* Start Input *
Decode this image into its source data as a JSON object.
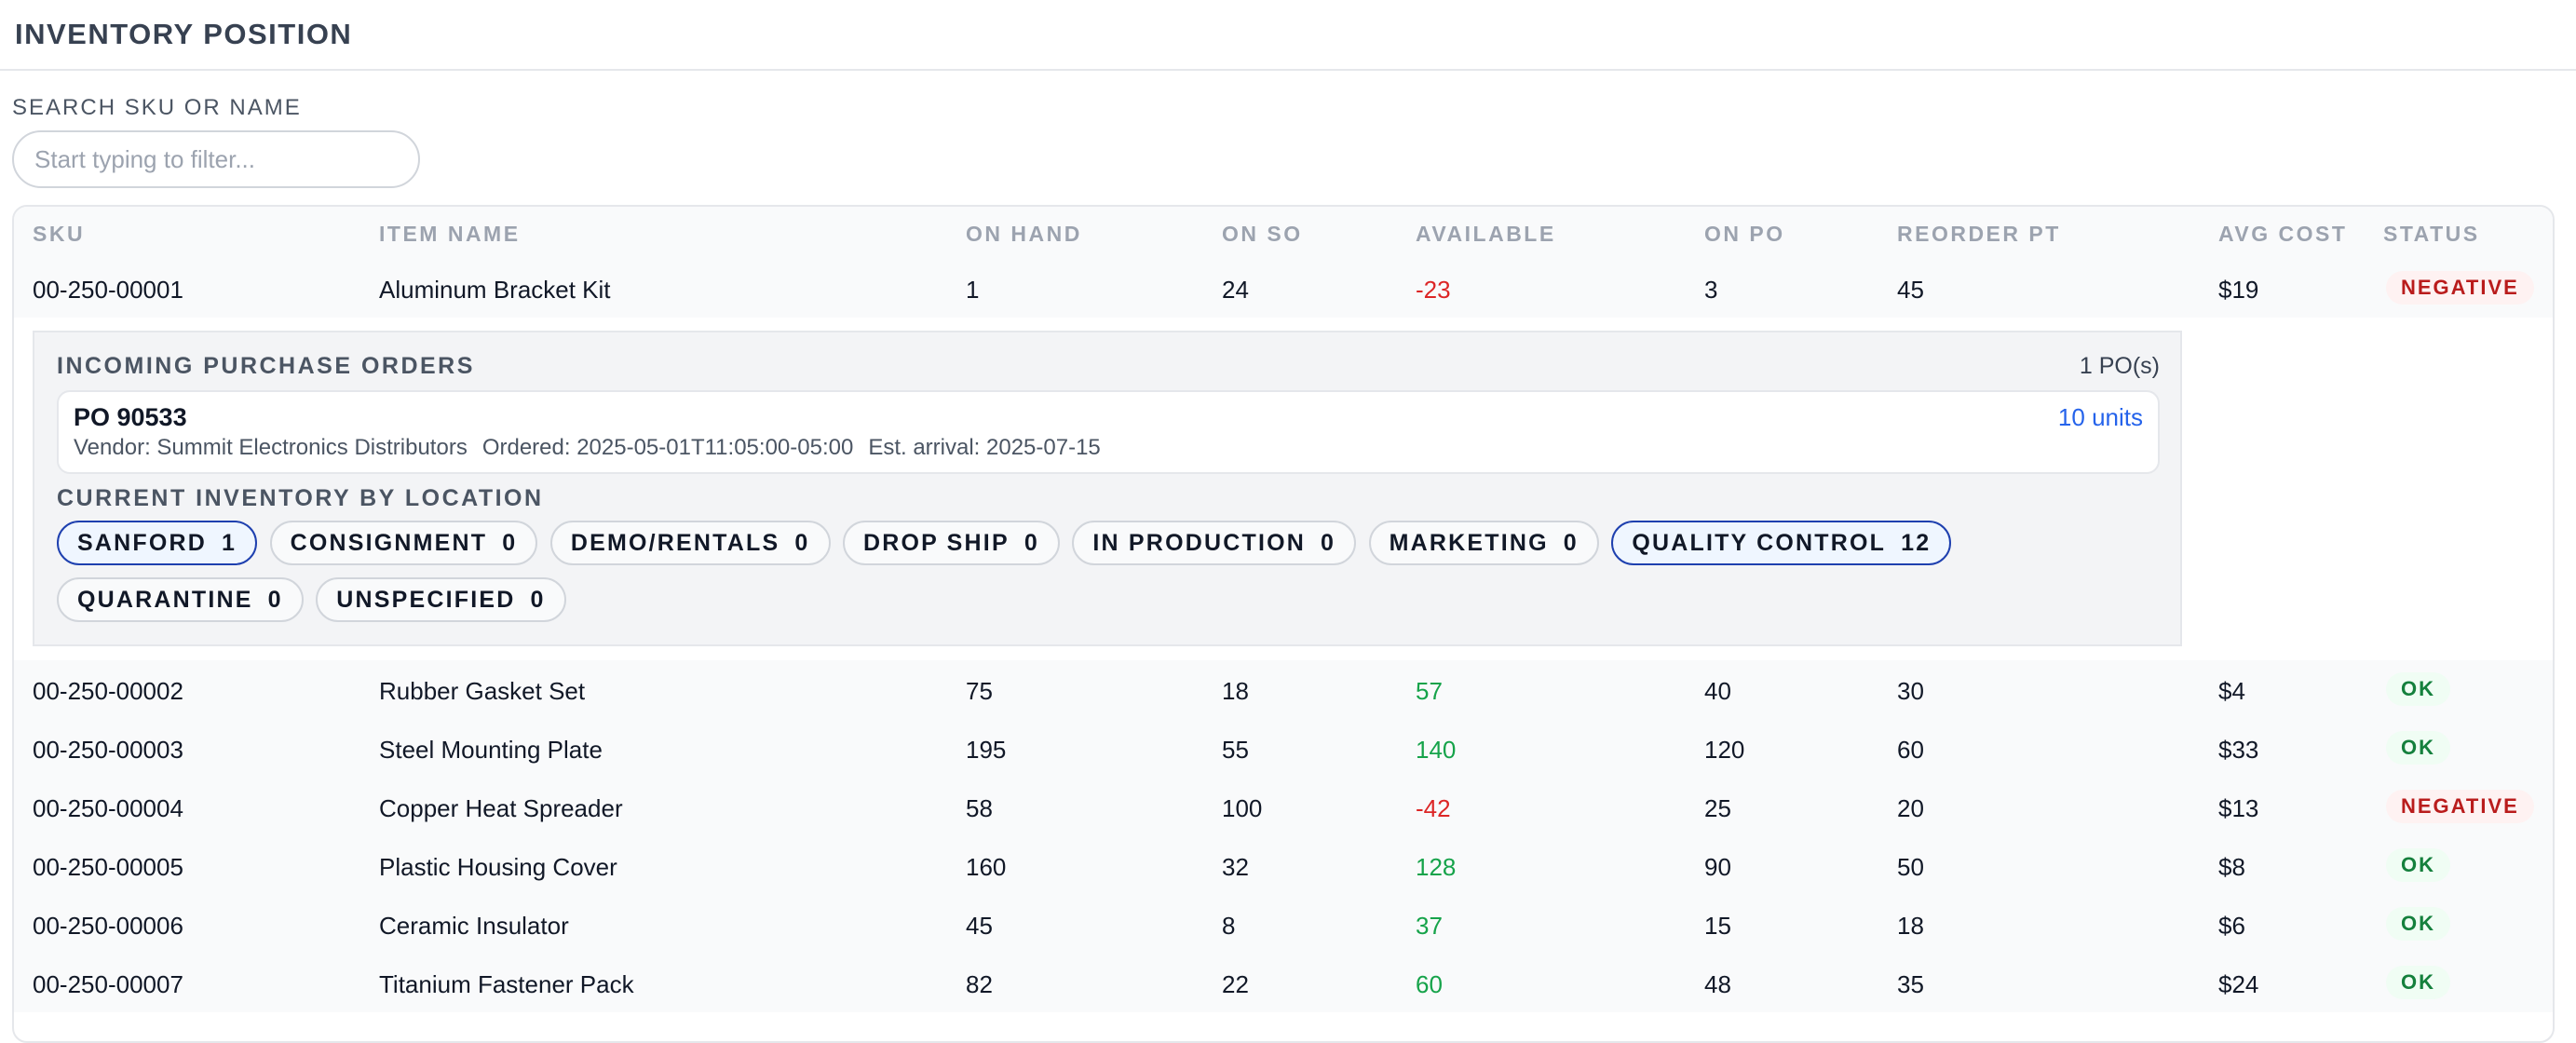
{
  "page": {
    "title": "INVENTORY POSITION"
  },
  "search": {
    "label": "SEARCH SKU OR NAME",
    "placeholder": "Start typing to filter..."
  },
  "table": {
    "headers": {
      "sku": "SKU",
      "name": "ITEM NAME",
      "on_hand": "ON HAND",
      "on_so": "ON SO",
      "available": "AVAILABLE",
      "on_po": "ON PO",
      "reorder_pt": "REORDER PT",
      "avg_cost": "AVG COST",
      "status": "STATUS"
    },
    "rows": [
      {
        "sku": "00-250-00001",
        "name": "Aluminum Bracket Kit",
        "on_hand": "1",
        "on_so": "24",
        "available": "-23",
        "on_po": "3",
        "reorder_pt": "45",
        "avg_cost": "$19",
        "status": "NEGATIVE"
      },
      {
        "sku": "00-250-00002",
        "name": "Rubber Gasket Set",
        "on_hand": "75",
        "on_so": "18",
        "available": "57",
        "on_po": "40",
        "reorder_pt": "30",
        "avg_cost": "$4",
        "status": "OK"
      },
      {
        "sku": "00-250-00003",
        "name": "Steel Mounting Plate",
        "on_hand": "195",
        "on_so": "55",
        "available": "140",
        "on_po": "120",
        "reorder_pt": "60",
        "avg_cost": "$33",
        "status": "OK"
      },
      {
        "sku": "00-250-00004",
        "name": "Copper Heat Spreader",
        "on_hand": "58",
        "on_so": "100",
        "available": "-42",
        "on_po": "25",
        "reorder_pt": "20",
        "avg_cost": "$13",
        "status": "NEGATIVE"
      },
      {
        "sku": "00-250-00005",
        "name": "Plastic Housing Cover",
        "on_hand": "160",
        "on_so": "32",
        "available": "128",
        "on_po": "90",
        "reorder_pt": "50",
        "avg_cost": "$8",
        "status": "OK"
      },
      {
        "sku": "00-250-00006",
        "name": "Ceramic Insulator",
        "on_hand": "45",
        "on_so": "8",
        "available": "37",
        "on_po": "15",
        "reorder_pt": "18",
        "avg_cost": "$6",
        "status": "OK"
      },
      {
        "sku": "00-250-00007",
        "name": "Titanium Fastener Pack",
        "on_hand": "82",
        "on_so": "22",
        "available": "60",
        "on_po": "48",
        "reorder_pt": "35",
        "avg_cost": "$24",
        "status": "OK"
      }
    ]
  },
  "detail": {
    "po_section_title": "INCOMING PURCHASE ORDERS",
    "po_count": "1 PO(s)",
    "po": {
      "number": "PO 90533",
      "vendor": "Vendor: Summit Electronics Distributors",
      "ordered": "Ordered: 2025-05-01T11:05:00-05:00",
      "eta": "Est. arrival: 2025-07-15",
      "units": "10 units"
    },
    "location_section_title": "CURRENT INVENTORY BY LOCATION",
    "locations": [
      {
        "name": "SANFORD",
        "qty": "1",
        "active": true
      },
      {
        "name": "CONSIGNMENT",
        "qty": "0",
        "active": false
      },
      {
        "name": "DEMO/RENTALS",
        "qty": "0",
        "active": false
      },
      {
        "name": "DROP SHIP",
        "qty": "0",
        "active": false
      },
      {
        "name": "IN PRODUCTION",
        "qty": "0",
        "active": false
      },
      {
        "name": "MARKETING",
        "qty": "0",
        "active": false
      },
      {
        "name": "QUALITY CONTROL",
        "qty": "12",
        "active": true
      },
      {
        "name": "QUARANTINE",
        "qty": "0",
        "active": false
      },
      {
        "name": "UNSPECIFIED",
        "qty": "0",
        "active": false
      }
    ]
  },
  "colors": {
    "negative": "#dc2626",
    "positive": "#16a34a",
    "link": "#2563eb",
    "chip_active_border": "#1e40af"
  }
}
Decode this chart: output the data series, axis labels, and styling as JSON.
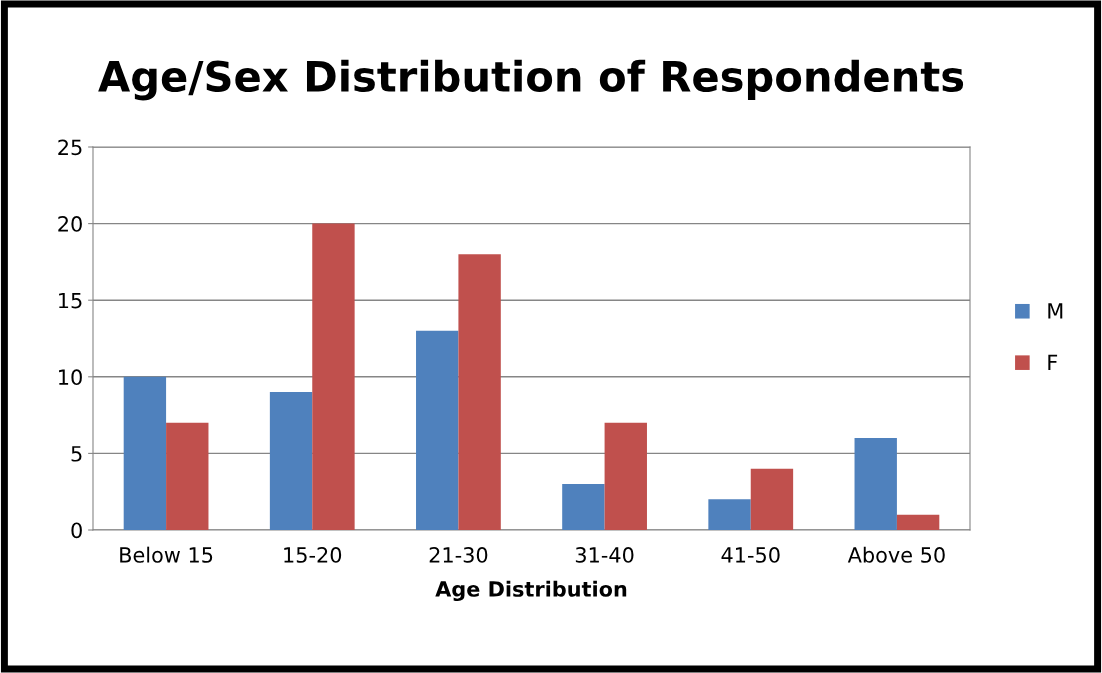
{
  "chart_data": {
    "type": "bar",
    "title": "Age/Sex Distribution of Respondents",
    "xlabel": "Age Distribution",
    "categories": [
      "Below 15",
      "15-20",
      "21-30",
      "31-40",
      "41-50",
      "Above 50"
    ],
    "series": [
      {
        "name": "M",
        "color": "#4f81bd",
        "values": [
          10,
          9,
          13,
          3,
          2,
          6
        ]
      },
      {
        "name": "F",
        "color": "#c0504d",
        "values": [
          7,
          20,
          18,
          7,
          4,
          1
        ]
      }
    ],
    "ylim": [
      0,
      25
    ],
    "yticks": [
      0,
      5,
      10,
      15,
      20,
      25
    ],
    "grid": "y",
    "legend": "right"
  }
}
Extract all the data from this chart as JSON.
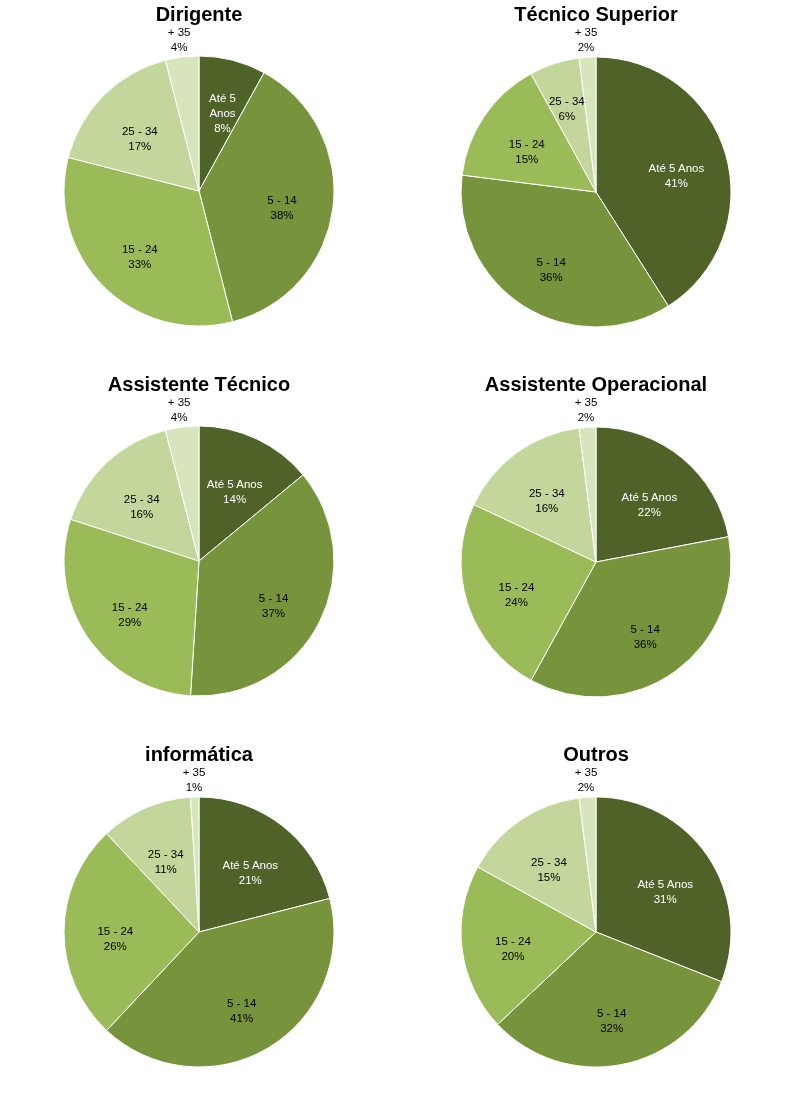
{
  "chart_data": [
    {
      "type": "pie",
      "title": "Dirigente",
      "categories": [
        "Até 5 Anos",
        "5 - 14",
        "15 - 24",
        "25 - 34",
        "+ 35"
      ],
      "values": [
        8,
        38,
        33,
        17,
        4
      ],
      "value_labels": [
        "8%",
        "38%",
        "33%",
        "17%",
        "4%"
      ],
      "colors": [
        "#4f6228",
        "#77933c",
        "#9bbb59",
        "#c3d69b",
        "#d7e4bc"
      ]
    },
    {
      "type": "pie",
      "title": "Técnico Superior",
      "categories": [
        "Até 5 Anos",
        "5 - 14",
        "15 - 24",
        "25 - 34",
        "+ 35"
      ],
      "values": [
        41,
        36,
        15,
        6,
        2
      ],
      "value_labels": [
        "41%",
        "36%",
        "15%",
        "6%",
        "2%"
      ],
      "colors": [
        "#4f6228",
        "#77933c",
        "#9bbb59",
        "#c3d69b",
        "#d7e4bc"
      ]
    },
    {
      "type": "pie",
      "title": "Assistente Técnico",
      "categories": [
        "Até 5 Anos",
        "5 - 14",
        "15 - 24",
        "25 - 34",
        "+ 35"
      ],
      "values": [
        14,
        37,
        29,
        16,
        4
      ],
      "value_labels": [
        "14%",
        "37%",
        "29%",
        "16%",
        "4%"
      ],
      "colors": [
        "#4f6228",
        "#77933c",
        "#9bbb59",
        "#c3d69b",
        "#d7e4bc"
      ]
    },
    {
      "type": "pie",
      "title": "Assistente Operacional",
      "categories": [
        "Até 5 Anos",
        "5 - 14",
        "15 - 24",
        "25 - 34",
        "+ 35"
      ],
      "values": [
        22,
        36,
        24,
        16,
        2
      ],
      "value_labels": [
        "22%",
        "36%",
        "24%",
        "16%",
        "2%"
      ],
      "colors": [
        "#4f6228",
        "#77933c",
        "#9bbb59",
        "#c3d69b",
        "#d7e4bc"
      ]
    },
    {
      "type": "pie",
      "title": "informática",
      "categories": [
        "Até 5 Anos",
        "5 - 14",
        "15 - 24",
        "25 - 34",
        "+ 35"
      ],
      "values": [
        21,
        41,
        26,
        11,
        1
      ],
      "value_labels": [
        "21%",
        "41%",
        "26%",
        "11%",
        "1%"
      ],
      "colors": [
        "#4f6228",
        "#77933c",
        "#9bbb59",
        "#c3d69b",
        "#d7e4bc"
      ]
    },
    {
      "type": "pie",
      "title": "Outros",
      "categories": [
        "Até 5 Anos",
        "5 - 14",
        "15 - 24",
        "25 - 34",
        "+ 35"
      ],
      "values": [
        31,
        32,
        20,
        15,
        2
      ],
      "value_labels": [
        "31%",
        "32%",
        "20%",
        "15%",
        "2%"
      ],
      "colors": [
        "#4f6228",
        "#77933c",
        "#9bbb59",
        "#c3d69b",
        "#d7e4bc"
      ]
    }
  ]
}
* End Input *
_Work instructions_. Exclude the pictures. Write out the remaining data exactly.

_Task output_.
Decode this image into its source data as a JSON object.
{
  "page": {
    "title": "INVENTORY POSITION"
  },
  "search": {
    "label": "SEARCH SKU OR NAME",
    "placeholder": "Start typing to filter..."
  },
  "table": {
    "headers": {
      "sku": "SKU",
      "name": "ITEM NAME",
      "on_hand": "ON HAND",
      "on_so": "ON SO",
      "available": "AVAILABLE",
      "on_po": "ON PO",
      "reorder_pt": "REORDER PT",
      "avg_cost": "AVG COST",
      "status": "STATUS"
    },
    "rows": [
      {
        "sku": "00-250-00001",
        "name": "Aluminum Bracket Kit",
        "on_hand": "1",
        "on_so": "24",
        "available": "-23",
        "on_po": "3",
        "reorder_pt": "45",
        "avg_cost": "$19",
        "status": "NEGATIVE"
      },
      {
        "sku": "00-250-00002",
        "name": "Rubber Gasket Set",
        "on_hand": "75",
        "on_so": "18",
        "available": "57",
        "on_po": "40",
        "reorder_pt": "30",
        "avg_cost": "$4",
        "status": "OK"
      },
      {
        "sku": "00-250-00003",
        "name": "Steel Mounting Plate",
        "on_hand": "195",
        "on_so": "55",
        "available": "140",
        "on_po": "120",
        "reorder_pt": "60",
        "avg_cost": "$33",
        "status": "OK"
      },
      {
        "sku": "00-250-00004",
        "name": "Copper Heat Spreader",
        "on_hand": "58",
        "on_so": "100",
        "available": "-42",
        "on_po": "25",
        "reorder_pt": "20",
        "avg_cost": "$13",
        "status": "NEGATIVE"
      },
      {
        "sku": "00-250-00005",
        "name": "Plastic Housing Cover",
        "on_hand": "160",
        "on_so": "32",
        "available": "128",
        "on_po": "90",
        "reorder_pt": "50",
        "avg_cost": "$8",
        "status": "OK"
      },
      {
        "sku": "00-250-00006",
        "name": "Ceramic Insulator",
        "on_hand": "45",
        "on_so": "8",
        "available": "37",
        "on_po": "15",
        "reorder_pt": "18",
        "avg_cost": "$6",
        "status": "OK"
      },
      {
        "sku": "00-250-00007",
        "name": "Titanium Fastener Pack",
        "on_hand": "82",
        "on_so": "22",
        "available": "60",
        "on_po": "48",
        "reorder_pt": "35",
        "avg_cost": "$24",
        "status": "OK"
      }
    ]
  },
  "detail": {
    "po_section_title": "INCOMING PURCHASE ORDERS",
    "po_count": "1 PO(s)",
    "po": {
      "number": "PO 90533",
      "vendor": "Vendor: Summit Electronics Distributors",
      "ordered": "Ordered: 2025-05-01T11:05:00-05:00",
      "eta": "Est. arrival: 2025-07-15",
      "units": "10 units"
    },
    "location_section_title": "CURRENT INVENTORY BY LOCATION",
    "locations": [
      {
        "name": "SANFORD",
        "qty": "1",
        "active": true
      },
      {
        "name": "CONSIGNMENT",
        "qty": "0",
        "active": false
      },
      {
        "name": "DEMO/RENTALS",
        "qty": "0",
        "active": false
      },
      {
        "name": "DROP SHIP",
        "qty": "0",
        "active": false
      },
      {
        "name": "IN PRODUCTION",
        "qty": "0",
        "active": false
      },
      {
        "name": "MARKETING",
        "qty": "0",
        "active": false
      },
      {
        "name": "QUALITY CONTROL",
        "qty": "12",
        "active": true
      },
      {
        "name": "QUARANTINE",
        "qty": "0",
        "active": false
      },
      {
        "name": "UNSPECIFIED",
        "qty": "0",
        "active": false
      }
    ]
  },
  "colors": {
    "negative": "#dc2626",
    "positive": "#16a34a",
    "link": "#2563eb",
    "chip_active_border": "#1e40af"
  }
}
Decode this chart: output the data series, axis labels, and styling as JSON.
{
  "chart_data": {
    "type": "bar",
    "title": "Age/Sex Distribution of Respondents",
    "xlabel": "Age Distribution",
    "categories": [
      "Below 15",
      "15-20",
      "21-30",
      "31-40",
      "41-50",
      "Above 50"
    ],
    "series": [
      {
        "name": "M",
        "color": "#4f81bd",
        "values": [
          10,
          9,
          13,
          3,
          2,
          6
        ]
      },
      {
        "name": "F",
        "color": "#c0504d",
        "values": [
          7,
          20,
          18,
          7,
          4,
          1
        ]
      }
    ],
    "ylim": [
      0,
      25
    ],
    "yticks": [
      0,
      5,
      10,
      15,
      20,
      25
    ],
    "grid": "y",
    "legend": "right"
  }
}
Extract all the data from this chart as JSON.
{
  "chart_data": [
    {
      "type": "pie",
      "title": "Dirigente",
      "categories": [
        "Até 5 Anos",
        "5 - 14",
        "15 - 24",
        "25 - 34",
        "+ 35"
      ],
      "values": [
        8,
        38,
        33,
        17,
        4
      ],
      "value_labels": [
        "8%",
        "38%",
        "33%",
        "17%",
        "4%"
      ],
      "colors": [
        "#4f6228",
        "#77933c",
        "#9bbb59",
        "#c3d69b",
        "#d7e4bc"
      ]
    },
    {
      "type": "pie",
      "title": "Técnico Superior",
      "categories": [
        "Até 5 Anos",
        "5 - 14",
        "15 - 24",
        "25 - 34",
        "+ 35"
      ],
      "values": [
        41,
        36,
        15,
        6,
        2
      ],
      "value_labels": [
        "41%",
        "36%",
        "15%",
        "6%",
        "2%"
      ],
      "colors": [
        "#4f6228",
        "#77933c",
        "#9bbb59",
        "#c3d69b",
        "#d7e4bc"
      ]
    },
    {
      "type": "pie",
      "title": "Assistente Técnico",
      "categories": [
        "Até 5 Anos",
        "5 - 14",
        "15 - 24",
        "25 - 34",
        "+ 35"
      ],
      "values": [
        14,
        37,
        29,
        16,
        4
      ],
      "value_labels": [
        "14%",
        "37%",
        "29%",
        "16%",
        "4%"
      ],
      "colors": [
        "#4f6228",
        "#77933c",
        "#9bbb59",
        "#c3d69b",
        "#d7e4bc"
      ]
    },
    {
      "type": "pie",
      "title": "Assistente Operacional",
      "categories": [
        "Até 5 Anos",
        "5 - 14",
        "15 - 24",
        "25 - 34",
        "+ 35"
      ],
      "values": [
        22,
        36,
        24,
        16,
        2
      ],
      "value_labels": [
        "22%",
        "36%",
        "24%",
        "16%",
        "2%"
      ],
      "colors": [
        "#4f6228",
        "#77933c",
        "#9bbb59",
        "#c3d69b",
        "#d7e4bc"
      ]
    },
    {
      "type": "pie",
      "title": "informática",
      "categories": [
        "Até 5 Anos",
        "5 - 14",
        "15 - 24",
        "25 - 34",
        "+ 35"
      ],
      "values": [
        21,
        41,
        26,
        11,
        1
      ],
      "value_labels": [
        "21%",
        "41%",
        "26%",
        "11%",
        "1%"
      ],
      "colors": [
        "#4f6228",
        "#77933c",
        "#9bbb59",
        "#c3d69b",
        "#d7e4bc"
      ]
    },
    {
      "type": "pie",
      "title": "Outros",
      "categories": [
        "Até 5 Anos",
        "5 - 14",
        "15 - 24",
        "25 - 34",
        "+ 35"
      ],
      "values": [
        31,
        32,
        20,
        15,
        2
      ],
      "value_labels": [
        "31%",
        "32%",
        "20%",
        "15%",
        "2%"
      ],
      "colors": [
        "#4f6228",
        "#77933c",
        "#9bbb59",
        "#c3d69b",
        "#d7e4bc"
      ]
    }
  ]
}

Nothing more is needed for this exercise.